List each line in which the string "Полу" appears.

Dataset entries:

>> Start

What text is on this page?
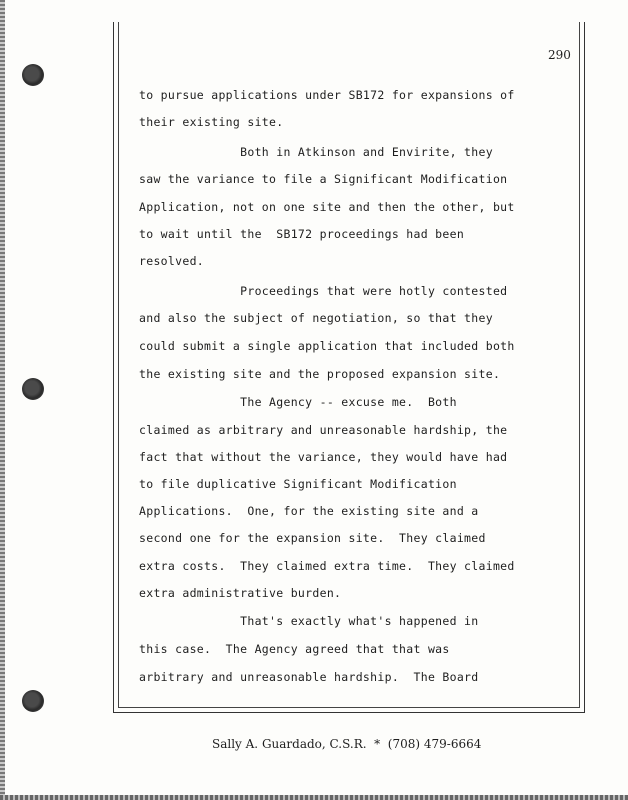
290
to pursue applications under SB172 for expansions of
their existing site.
Both in Atkinson and Envirite, they
saw the variance to file a Significant Modification
Application, not on one site and then the other, but
to wait until the  SB172 proceedings had been
resolved.
Proceedings that were hotly contested
and also the subject of negotiation, so that they
could submit a single application that included both
the existing site and the proposed expansion site.
The Agency -- excuse me.  Both
claimed as arbitrary and unreasonable hardship, the
fact that without the variance, they would have had
to file duplicative Significant Modification
Applications.  One, for the existing site and a
second one for the expansion site.  They claimed
extra costs.  They claimed extra time.  They claimed
extra administrative burden.
That's exactly what's happened in
this case.  The Agency agreed that that was
arbitrary and unreasonable hardship.  The Board
Sally A. Guardado, C.S.R.  *  (708) 479-6664
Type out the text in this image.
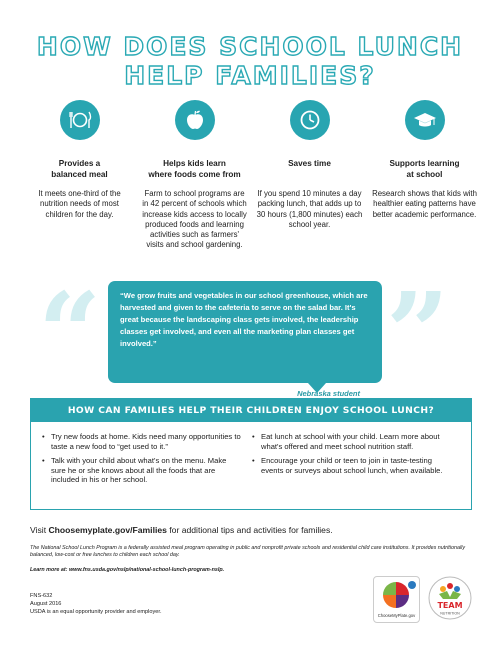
HOW DOES SCHOOL LUNCH
HELP FAMILIES?
Provides a
balanced meal
It meets one-third of the nutrition needs of most children for the day.
Helps kids learn
where foods come from
Farm to school programs are in 42 percent of schools which increase kids access to locally produced foods and learning activities such as farmers' visits and school gardening.
Saves time
If you spend 10 minutes a day packing lunch, that adds up to 30 hours (1,800 minutes) each school year.
Supports learning
at school
Research shows that kids with healthier eating patterns have better academic performance.
“	”
“We grow fruits and vegetables in our school greenhouse, which are harvested and given to the cafeteria to serve on the salad bar. It's great because the landscaping class gets involved, the leadership classes get involved, and even all the marketing plan classes get involved.”
Nebraska student
HOW CAN FAMILIES HELP THEIR CHILDREN ENJOY SCHOOL LUNCH?
• Try new foods at home. Kids need many opportunities to taste a new food to “get used to it.”
• Talk with your child about what's on the menu. Make sure he or she knows about all the foods that are included in his or her school.
• Eat lunch at school with your child. Learn more about what's offered and meet school nutrition staff.
• Encourage your child or teen to join in taste-testing events or surveys about school lunch, when available.
Visit Choosemyplate.gov/Families for additional tips and activities for families.
The National School Lunch Program is a federally assisted meal program operating in public and nonprofit private schools and residential child care institutions. It provides nutritionally balanced, low-cost or free lunches to children each school day.
Learn more at: www.fns.usda.gov/nslp/national-school-lunch-program-nslp.
FNS-632
August 2016
USDA is an equal opportunity provider and employer.
ChooseMyPlate.gov
TEAM
NUTRITION
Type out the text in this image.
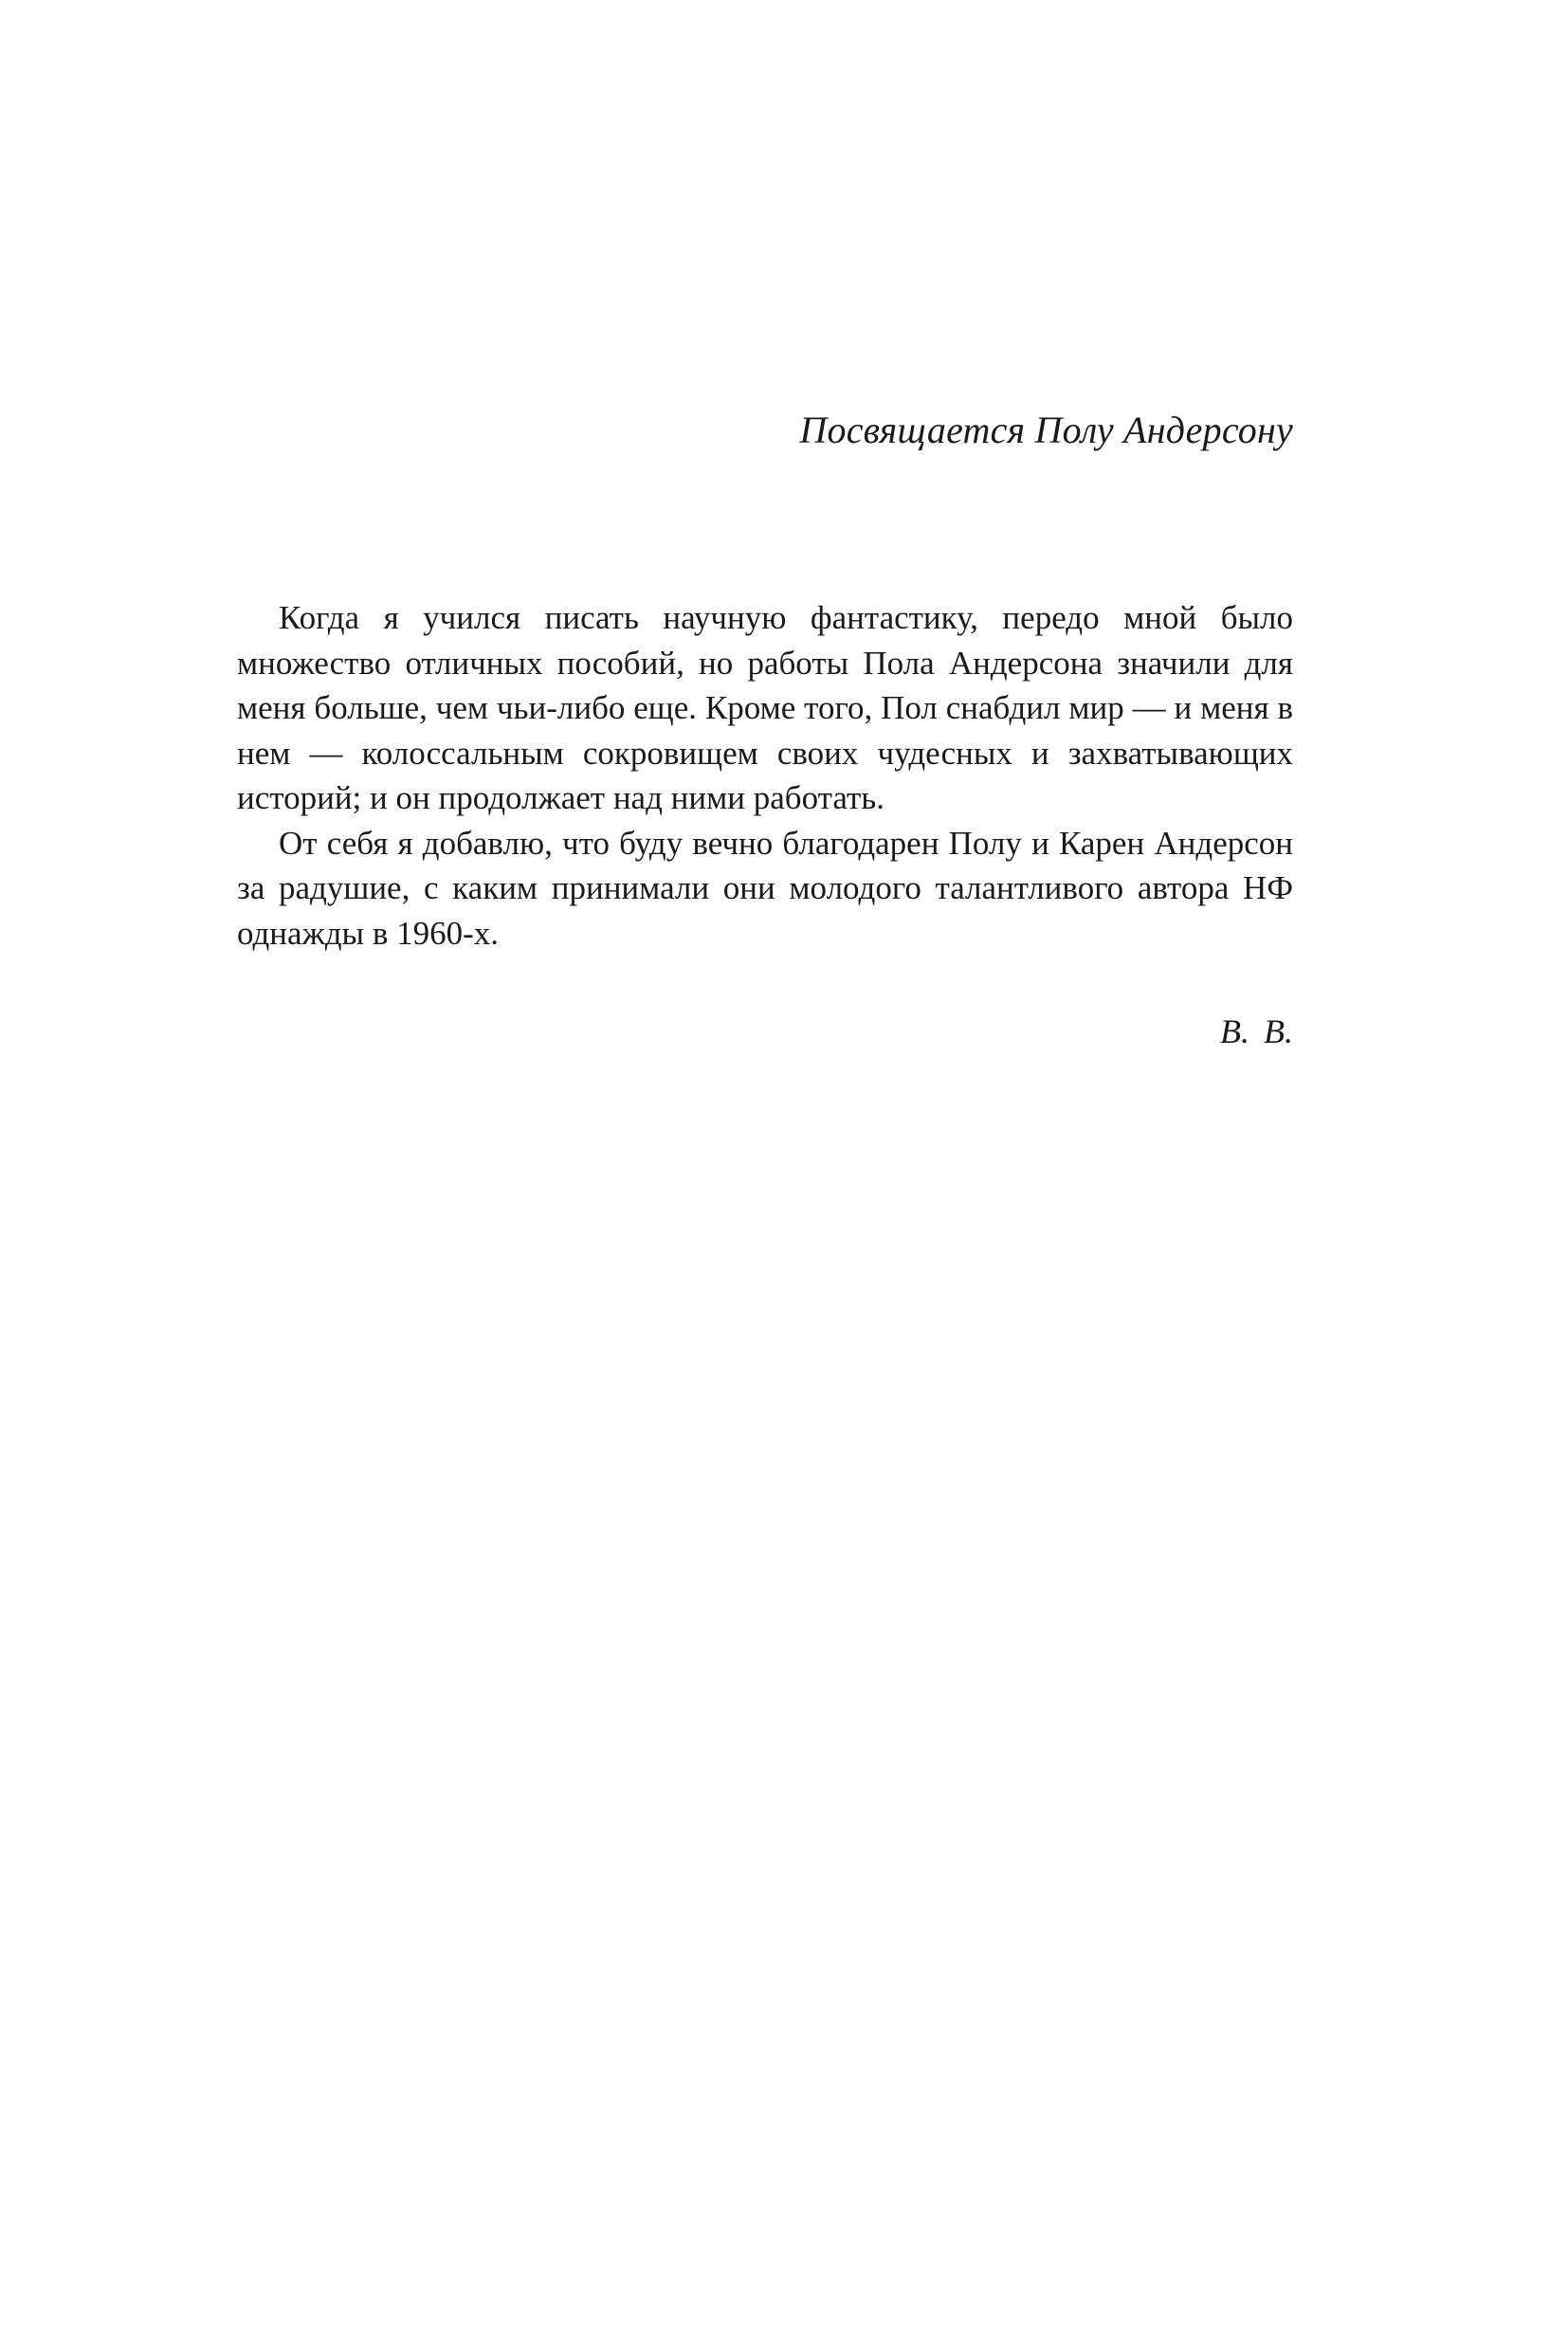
Посвящается Полу Андерсону

Когда я учился писать научную фантастику, передо мной было множество отличных пособий, но работы Пола Андерсона значили для меня больше, чем чьи-либо еще. Кроме того, Пол снабдил мир — и меня в нем — колоссальным сокровищем своих чудесных и захватывающих историй; и он продолжает над ними работать.

От себя я добавлю, что буду вечно благодарен Полу и Карен Андерсон за радушие, с каким принимали они молодого талантливого автора НФ однажды в 1960-х.

В. В.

>> End

Output of the task:
Посвящается Полу Андерсону
От себя я добавлю, что буду вечно благодарен Полу и Карен Андерсон за радушие, с каким принимали они молодого талантливого автора НФ однажды в 1960-х.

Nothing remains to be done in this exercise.